-- Exercise input --
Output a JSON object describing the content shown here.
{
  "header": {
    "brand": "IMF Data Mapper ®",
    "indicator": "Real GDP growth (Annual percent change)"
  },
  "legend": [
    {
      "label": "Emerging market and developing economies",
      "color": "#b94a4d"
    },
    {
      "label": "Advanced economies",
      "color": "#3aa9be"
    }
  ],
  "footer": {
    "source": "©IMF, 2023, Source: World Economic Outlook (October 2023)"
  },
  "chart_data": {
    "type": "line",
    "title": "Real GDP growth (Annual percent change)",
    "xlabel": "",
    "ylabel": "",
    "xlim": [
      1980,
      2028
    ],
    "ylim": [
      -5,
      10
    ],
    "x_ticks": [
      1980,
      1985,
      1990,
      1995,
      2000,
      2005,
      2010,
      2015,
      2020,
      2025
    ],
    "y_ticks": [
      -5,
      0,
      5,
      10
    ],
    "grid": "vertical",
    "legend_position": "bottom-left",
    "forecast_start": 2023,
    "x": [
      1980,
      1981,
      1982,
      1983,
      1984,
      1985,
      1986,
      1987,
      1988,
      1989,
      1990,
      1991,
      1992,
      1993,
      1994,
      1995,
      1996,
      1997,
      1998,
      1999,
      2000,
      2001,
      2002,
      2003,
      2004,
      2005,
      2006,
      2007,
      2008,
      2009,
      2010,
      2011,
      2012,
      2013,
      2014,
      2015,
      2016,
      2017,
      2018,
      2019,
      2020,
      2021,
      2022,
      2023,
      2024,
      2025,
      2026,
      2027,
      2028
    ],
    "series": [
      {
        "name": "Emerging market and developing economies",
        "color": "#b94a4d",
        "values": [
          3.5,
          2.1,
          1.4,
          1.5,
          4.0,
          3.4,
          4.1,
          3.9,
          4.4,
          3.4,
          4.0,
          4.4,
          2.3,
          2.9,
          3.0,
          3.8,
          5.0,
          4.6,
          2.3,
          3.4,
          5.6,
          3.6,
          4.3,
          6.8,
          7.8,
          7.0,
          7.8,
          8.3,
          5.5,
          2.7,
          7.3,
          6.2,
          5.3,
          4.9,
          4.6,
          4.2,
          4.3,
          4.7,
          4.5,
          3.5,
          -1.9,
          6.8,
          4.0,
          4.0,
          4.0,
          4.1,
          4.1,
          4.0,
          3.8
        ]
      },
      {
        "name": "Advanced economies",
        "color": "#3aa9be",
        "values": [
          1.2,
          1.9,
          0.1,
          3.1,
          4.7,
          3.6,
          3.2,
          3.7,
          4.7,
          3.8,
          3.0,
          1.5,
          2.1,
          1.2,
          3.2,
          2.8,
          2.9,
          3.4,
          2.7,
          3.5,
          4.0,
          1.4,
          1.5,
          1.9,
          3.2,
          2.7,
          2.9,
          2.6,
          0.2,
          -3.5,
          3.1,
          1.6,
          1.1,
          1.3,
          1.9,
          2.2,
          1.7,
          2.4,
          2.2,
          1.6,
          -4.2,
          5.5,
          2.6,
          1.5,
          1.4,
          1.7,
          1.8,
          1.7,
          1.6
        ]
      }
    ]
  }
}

-- Short exercise --
Retype all the material above precisely, with no line left out.

-- Output --
Output a JSON object describing the content shown here.
{
  "header": {
    "brand": "IMF Data Mapper ®",
    "indicator": "Real GDP growth (Annual percent change)"
  },
  "legend": [
    {
      "label": "Emerging market and developing economies",
      "color": "#b94a4d"
    },
    {
      "label": "Advanced economies",
      "color": "#3aa9be"
    }
  ],
  "footer": {
    "source": "©IMF, 2023, Source: World Economic Outlook (October 2023)"
  },
  "chart_data": {
    "type": "line",
    "title": "Real GDP growth (Annual percent change)",
    "xlabel": "",
    "ylabel": "",
    "xlim": [
      1980,
      2028
    ],
    "ylim": [
      -5,
      10
    ],
    "x_ticks": [
      1980,
      1985,
      1990,
      1995,
      2000,
      2005,
      2010,
      2015,
      2020,
      2025
    ],
    "y_ticks": [
      -5,
      0,
      5,
      10
    ],
    "grid": "vertical",
    "legend_position": "bottom-left",
    "forecast_start": 2023,
    "x": [
      1980,
      1981,
      1982,
      1983,
      1984,
      1985,
      1986,
      1987,
      1988,
      1989,
      1990,
      1991,
      1992,
      1993,
      1994,
      1995,
      1996,
      1997,
      1998,
      1999,
      2000,
      2001,
      2002,
      2003,
      2004,
      2005,
      2006,
      2007,
      2008,
      2009,
      2010,
      2011,
      2012,
      2013,
      2014,
      2015,
      2016,
      2017,
      2018,
      2019,
      2020,
      2021,
      2022,
      2023,
      2024,
      2025,
      2026,
      2027,
      2028
    ],
    "series": [
      {
        "name": "Emerging market and developing economies",
        "color": "#b94a4d",
        "values": [
          3.5,
          2.1,
          1.4,
          1.5,
          4.0,
          3.4,
          4.1,
          3.9,
          4.4,
          3.4,
          4.0,
          4.4,
          2.3,
          2.9,
          3.0,
          3.8,
          5.0,
          4.6,
          2.3,
          3.4,
          5.6,
          3.6,
          4.3,
          6.8,
          7.8,
          7.0,
          7.8,
          8.3,
          5.5,
          2.7,
          7.3,
          6.2,
          5.3,
          4.9,
          4.6,
          4.2,
          4.3,
          4.7,
          4.5,
          3.5,
          -1.9,
          6.8,
          4.0,
          4.0,
          4.0,
          4.1,
          4.1,
          4.0,
          3.8
        ]
      },
      {
        "name": "Advanced economies",
        "color": "#3aa9be",
        "values": [
          1.2,
          1.9,
          0.1,
          3.1,
          4.7,
          3.6,
          3.2,
          3.7,
          4.7,
          3.8,
          3.0,
          1.5,
          2.1,
          1.2,
          3.2,
          2.8,
          2.9,
          3.4,
          2.7,
          3.5,
          4.0,
          1.4,
          1.5,
          1.9,
          3.2,
          2.7,
          2.9,
          2.6,
          0.2,
          -3.5,
          3.1,
          1.6,
          1.1,
          1.3,
          1.9,
          2.2,
          1.7,
          2.4,
          2.2,
          1.6,
          -4.2,
          5.5,
          2.6,
          1.5,
          1.4,
          1.7,
          1.8,
          1.7,
          1.6
        ]
      }
    ]
  }
}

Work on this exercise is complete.